--- BEGIN THE INPUT ---

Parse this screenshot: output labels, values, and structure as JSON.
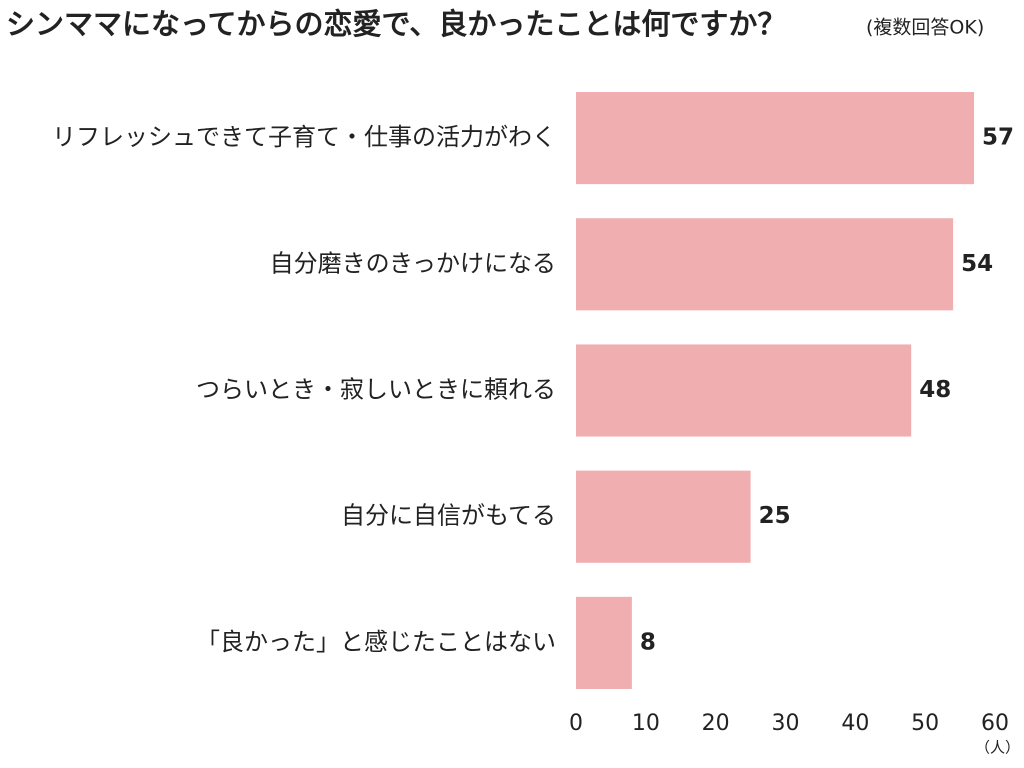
{
  "chart_data": {
    "type": "bar",
    "orientation": "horizontal",
    "title": "シンママになってからの恋愛で、良かったことは何ですか？",
    "subtitle": "(複数回答OK)",
    "x_label": "（人）",
    "categories": [
      "リフレッシュできて子育て・仕事の活力がわく",
      "自分磨きのきっかけになる",
      "つらいとき・寂しいときに頼れる",
      "自分に自信がもてる",
      "「良かった」と感じたことはない"
    ],
    "values": [
      57,
      54,
      48,
      25,
      8
    ],
    "color": "#f0aeb0",
    "xlim": [
      0,
      60
    ],
    "xticks": [
      0,
      10,
      20,
      30,
      40,
      50,
      60
    ],
    "grid": false
  }
}
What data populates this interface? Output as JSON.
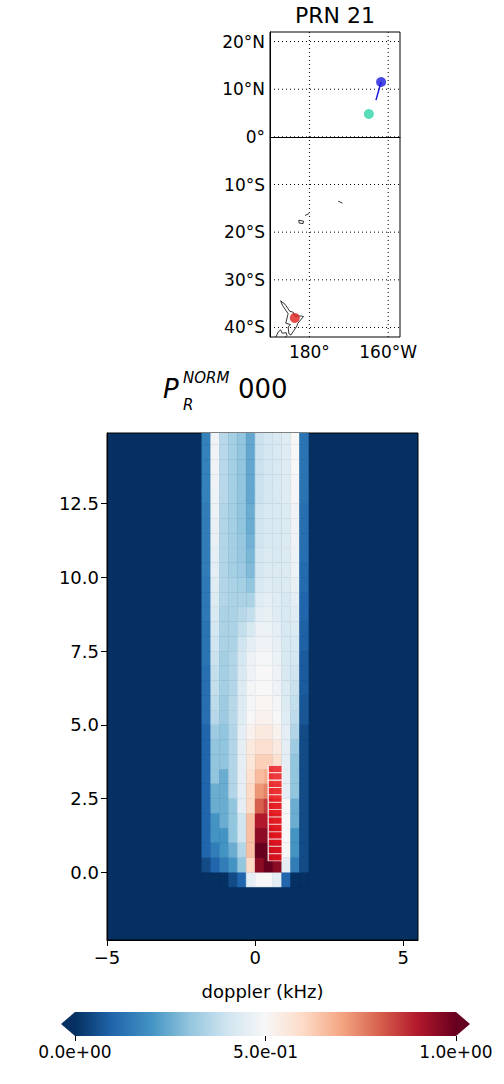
{
  "chart_data": [
    {
      "type": "map",
      "title": "PRN 21",
      "xlim": [
        170,
        203
      ],
      "ylim": [
        -42,
        22
      ],
      "xticks": [
        {
          "value": 180,
          "label": "180°"
        },
        {
          "value": 200,
          "label": "160°W"
        }
      ],
      "yticks": [
        {
          "value": -40,
          "label": "40°S"
        },
        {
          "value": -30,
          "label": "30°S"
        },
        {
          "value": -20,
          "label": "20°S"
        },
        {
          "value": -10,
          "label": "10°S"
        },
        {
          "value": 0,
          "label": "0°"
        },
        {
          "value": 10,
          "label": "10°N"
        },
        {
          "value": 20,
          "label": "20°N"
        }
      ],
      "grid": true,
      "line_style": "dotted",
      "points": [
        {
          "lon": 198.2,
          "lat": 11.5,
          "color": "#1a1adc"
        },
        {
          "lon": 195.1,
          "lat": 4.8,
          "color": "#2ed3a8"
        },
        {
          "lon": 176.3,
          "lat": -38.0,
          "color": "#e0201a"
        }
      ],
      "track": {
        "lon": [
          198.2,
          196.9
        ],
        "lat": [
          11.5,
          7.7
        ],
        "color": "#1a1adc"
      },
      "coastlines": [
        {
          "lon": [
            172.7,
            173.9,
            175.0,
            175.9,
            176.3,
            178.0,
            178.5,
            177.0,
            176.9,
            175.3,
            174.8,
            174.6,
            175.2,
            174.0,
            174.6,
            173.2,
            172.7
          ],
          "lat": [
            -34.4,
            -35.2,
            -36.6,
            -36.8,
            -37.6,
            -37.6,
            -37.7,
            -39.2,
            -39.6,
            -41.6,
            -41.3,
            -39.9,
            -39.4,
            -39.1,
            -37.1,
            -35.4,
            -34.4
          ]
        },
        {
          "lon": [
            171.5,
            172.1,
            172.7,
            173.1,
            174.1,
            174.3,
            173.6
          ],
          "lat": [
            -42.0,
            -40.9,
            -40.5,
            -41.2,
            -41.1,
            -41.7,
            -42.3
          ]
        },
        {
          "lon": [
            177.3,
            178.5,
            178.4,
            177.4,
            177.3
          ],
          "lat": [
            -17.5,
            -17.7,
            -18.2,
            -18.1,
            -17.5
          ]
        },
        {
          "lon": [
            178.9,
            179.9
          ],
          "lat": [
            -16.5,
            -16.1
          ]
        },
        {
          "lon": [
            187.3,
            188.4
          ],
          "lat": [
            -13.5,
            -13.9
          ]
        }
      ]
    },
    {
      "type": "heatmap",
      "title": {
        "symbol": "P",
        "sub": "R",
        "sup": "NORM",
        "text": "000"
      },
      "xlabel": "doppler (kHz)",
      "xlim": [
        -5.0,
        5.5
      ],
      "xticks": [
        {
          "value": -5,
          "label": "−5"
        },
        0,
        5
      ],
      "ylim": [
        -2.3,
        14.9
      ],
      "yticks": [
        {
          "value": 0,
          "label": "0.0"
        },
        2.5,
        {
          "value": 5,
          "label": "5.0"
        },
        7.5,
        {
          "value": 10,
          "label": "10.0"
        },
        12.5
      ],
      "x_edges": [
        -1.8,
        -1.5,
        -1.2,
        -0.9,
        -0.6,
        -0.3,
        0,
        0.3,
        0.6,
        0.9,
        1.2,
        1.5,
        1.8
      ],
      "y_edges": [
        -0.5,
        0,
        0.5,
        1,
        1.5,
        2,
        2.5,
        3,
        3.5,
        4,
        4.5,
        5,
        5.5,
        6,
        6.5,
        7,
        7.5,
        8,
        8.5,
        9,
        9.5,
        10,
        10.5,
        11,
        11.5,
        12,
        12.5,
        13,
        13.5,
        14,
        14.5,
        15
      ],
      "cells": [
        [
          0,
          0,
          0,
          0.05,
          0.1,
          0.45,
          0.5,
          0.5,
          0.45,
          0.1,
          0,
          0
        ],
        [
          0.05,
          0.1,
          0.15,
          0.2,
          0.3,
          0.6,
          0.95,
          1.0,
          0.95,
          0.45,
          0.15,
          0.05
        ],
        [
          0.1,
          0.15,
          0.2,
          0.25,
          0.35,
          0.65,
          1.0,
          1.0,
          0.95,
          0.5,
          0.2,
          0.05
        ],
        [
          0.1,
          0.2,
          0.2,
          0.3,
          0.4,
          0.65,
          0.95,
          0.95,
          0.9,
          0.5,
          0.2,
          0.05
        ],
        [
          0.1,
          0.2,
          0.25,
          0.3,
          0.4,
          0.65,
          0.9,
          0.9,
          0.85,
          0.5,
          0.25,
          0.05
        ],
        [
          0.1,
          0.25,
          0.25,
          0.3,
          0.45,
          0.6,
          0.8,
          0.85,
          0.8,
          0.5,
          0.25,
          0.05
        ],
        [
          0.1,
          0.25,
          0.25,
          0.35,
          0.45,
          0.6,
          0.72,
          0.75,
          0.7,
          0.45,
          0.3,
          0.05
        ],
        [
          0.1,
          0.3,
          0.25,
          0.35,
          0.45,
          0.58,
          0.66,
          0.68,
          0.62,
          0.45,
          0.3,
          0.05
        ],
        [
          0.1,
          0.3,
          0.3,
          0.35,
          0.45,
          0.56,
          0.62,
          0.62,
          0.58,
          0.45,
          0.3,
          0.05
        ],
        [
          0.1,
          0.3,
          0.3,
          0.35,
          0.45,
          0.55,
          0.58,
          0.58,
          0.55,
          0.45,
          0.32,
          0.05
        ],
        [
          0.1,
          0.32,
          0.3,
          0.35,
          0.45,
          0.52,
          0.55,
          0.55,
          0.52,
          0.45,
          0.35,
          0.05
        ],
        [
          0.12,
          0.36,
          0.32,
          0.36,
          0.44,
          0.5,
          0.52,
          0.52,
          0.5,
          0.44,
          0.37,
          0.07
        ],
        [
          0.12,
          0.37,
          0.32,
          0.36,
          0.43,
          0.49,
          0.51,
          0.51,
          0.49,
          0.43,
          0.38,
          0.07
        ],
        [
          0.12,
          0.38,
          0.33,
          0.35,
          0.43,
          0.49,
          0.5,
          0.5,
          0.48,
          0.43,
          0.39,
          0.08
        ],
        [
          0.12,
          0.38,
          0.33,
          0.35,
          0.42,
          0.48,
          0.5,
          0.5,
          0.48,
          0.42,
          0.4,
          0.08
        ],
        [
          0.13,
          0.39,
          0.33,
          0.35,
          0.41,
          0.47,
          0.49,
          0.49,
          0.47,
          0.42,
          0.41,
          0.08
        ],
        [
          0.13,
          0.4,
          0.34,
          0.34,
          0.4,
          0.45,
          0.48,
          0.48,
          0.46,
          0.42,
          0.42,
          0.09
        ],
        [
          0.13,
          0.41,
          0.34,
          0.34,
          0.38,
          0.42,
          0.47,
          0.47,
          0.45,
          0.42,
          0.43,
          0.09
        ],
        [
          0.14,
          0.42,
          0.34,
          0.34,
          0.36,
          0.38,
          0.45,
          0.46,
          0.44,
          0.42,
          0.44,
          0.1
        ],
        [
          0.14,
          0.43,
          0.35,
          0.34,
          0.34,
          0.34,
          0.44,
          0.45,
          0.44,
          0.42,
          0.45,
          0.1
        ],
        [
          0.14,
          0.44,
          0.35,
          0.34,
          0.33,
          0.3,
          0.42,
          0.44,
          0.43,
          0.43,
          0.46,
          0.11
        ],
        [
          0.15,
          0.45,
          0.35,
          0.33,
          0.32,
          0.28,
          0.41,
          0.43,
          0.43,
          0.43,
          0.47,
          0.11
        ],
        [
          0.15,
          0.45,
          0.35,
          0.33,
          0.31,
          0.27,
          0.41,
          0.43,
          0.42,
          0.43,
          0.47,
          0.12
        ],
        [
          0.15,
          0.46,
          0.35,
          0.33,
          0.31,
          0.26,
          0.4,
          0.42,
          0.42,
          0.43,
          0.48,
          0.12
        ],
        [
          0.15,
          0.46,
          0.35,
          0.33,
          0.3,
          0.25,
          0.4,
          0.42,
          0.42,
          0.43,
          0.48,
          0.12
        ],
        [
          0.15,
          0.47,
          0.35,
          0.33,
          0.3,
          0.25,
          0.4,
          0.42,
          0.42,
          0.43,
          0.48,
          0.12
        ],
        [
          0.16,
          0.47,
          0.36,
          0.33,
          0.3,
          0.24,
          0.39,
          0.41,
          0.42,
          0.44,
          0.49,
          0.13
        ],
        [
          0.16,
          0.48,
          0.36,
          0.33,
          0.3,
          0.24,
          0.39,
          0.41,
          0.42,
          0.44,
          0.49,
          0.13
        ],
        [
          0.16,
          0.48,
          0.36,
          0.33,
          0.3,
          0.24,
          0.39,
          0.41,
          0.42,
          0.44,
          0.5,
          0.13
        ],
        [
          0.16,
          0.48,
          0.36,
          0.33,
          0.3,
          0.24,
          0.39,
          0.41,
          0.42,
          0.44,
          0.5,
          0.13
        ],
        [
          0.16,
          0.48,
          0.36,
          0.33,
          0.3,
          0.24,
          0.39,
          0.41,
          0.42,
          0.44,
          0.5,
          0.13
        ]
      ],
      "markers": {
        "x": [
          0.68,
          0.68,
          0.68,
          0.68,
          0.68,
          0.68,
          0.68,
          0.68,
          0.68,
          0.68,
          0.68,
          0.68,
          0.68
        ],
        "y": [
          0.5,
          0.75,
          1.0,
          1.25,
          1.5,
          1.75,
          2.0,
          2.25,
          2.5,
          2.75,
          3.0,
          3.25,
          3.5
        ],
        "color": "#e8141d",
        "marker": "square"
      },
      "colorbar": {
        "range": [
          0,
          1
        ],
        "ticks": [
          {
            "value": 0,
            "label": "0.0e+00"
          },
          {
            "value": 0.5,
            "label": "5.0e-01"
          },
          {
            "value": 1,
            "label": "1.0e+00"
          }
        ],
        "colors": [
          "#053061",
          "#2166ac",
          "#4393c3",
          "#92c5de",
          "#d1e5f0",
          "#f7f7f7",
          "#fddbc7",
          "#f4a582",
          "#d6604d",
          "#b2182b",
          "#67001f"
        ]
      }
    }
  ]
}
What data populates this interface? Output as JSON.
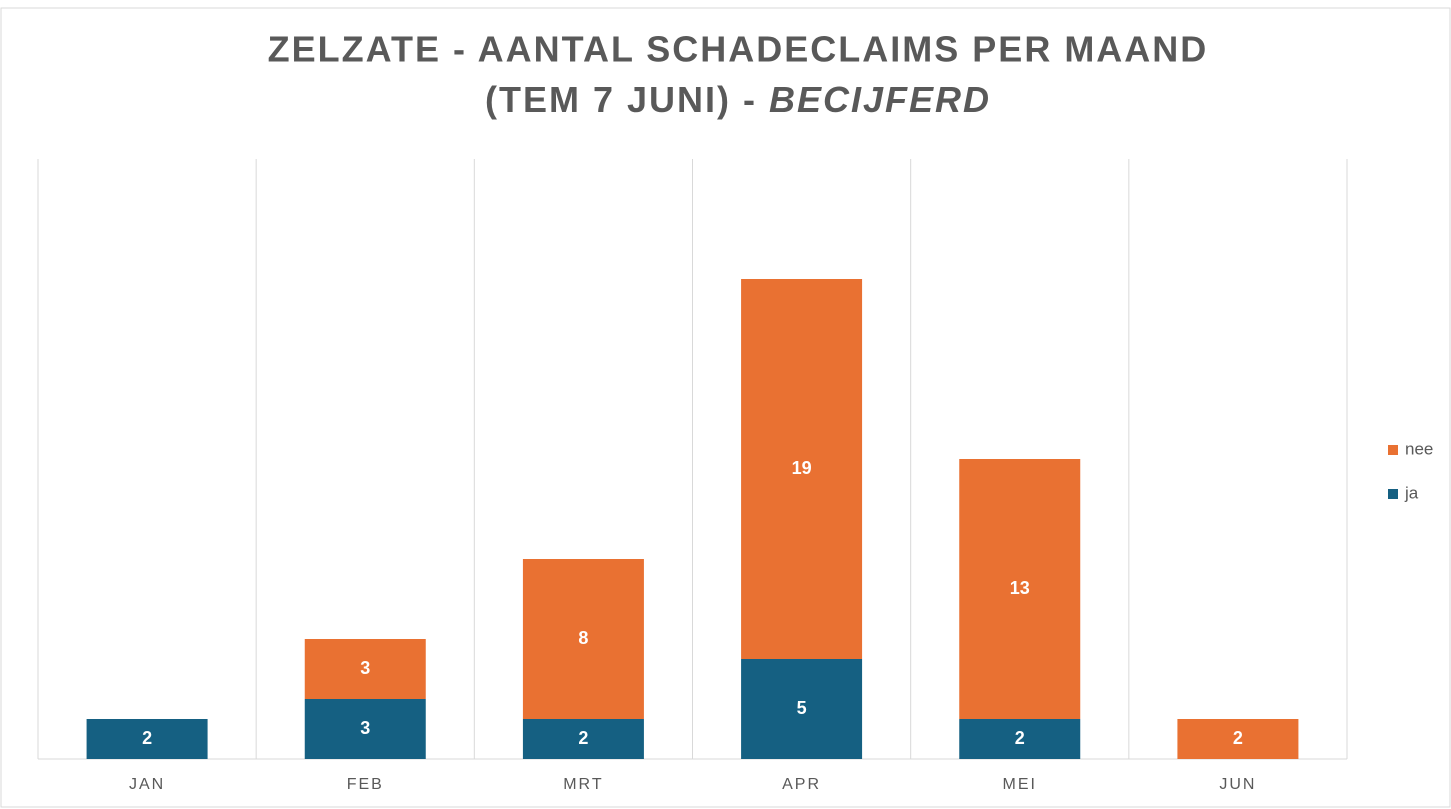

--- END THE INPUT ---

▶ **THE EXERCISE**
Copy, from the material above, each line in which the string "values" occurs.

▶ **RESPONSE TO THE EXERCISE**
Parse this screenshot: output labels, values, and structure as JSON.
    "values": [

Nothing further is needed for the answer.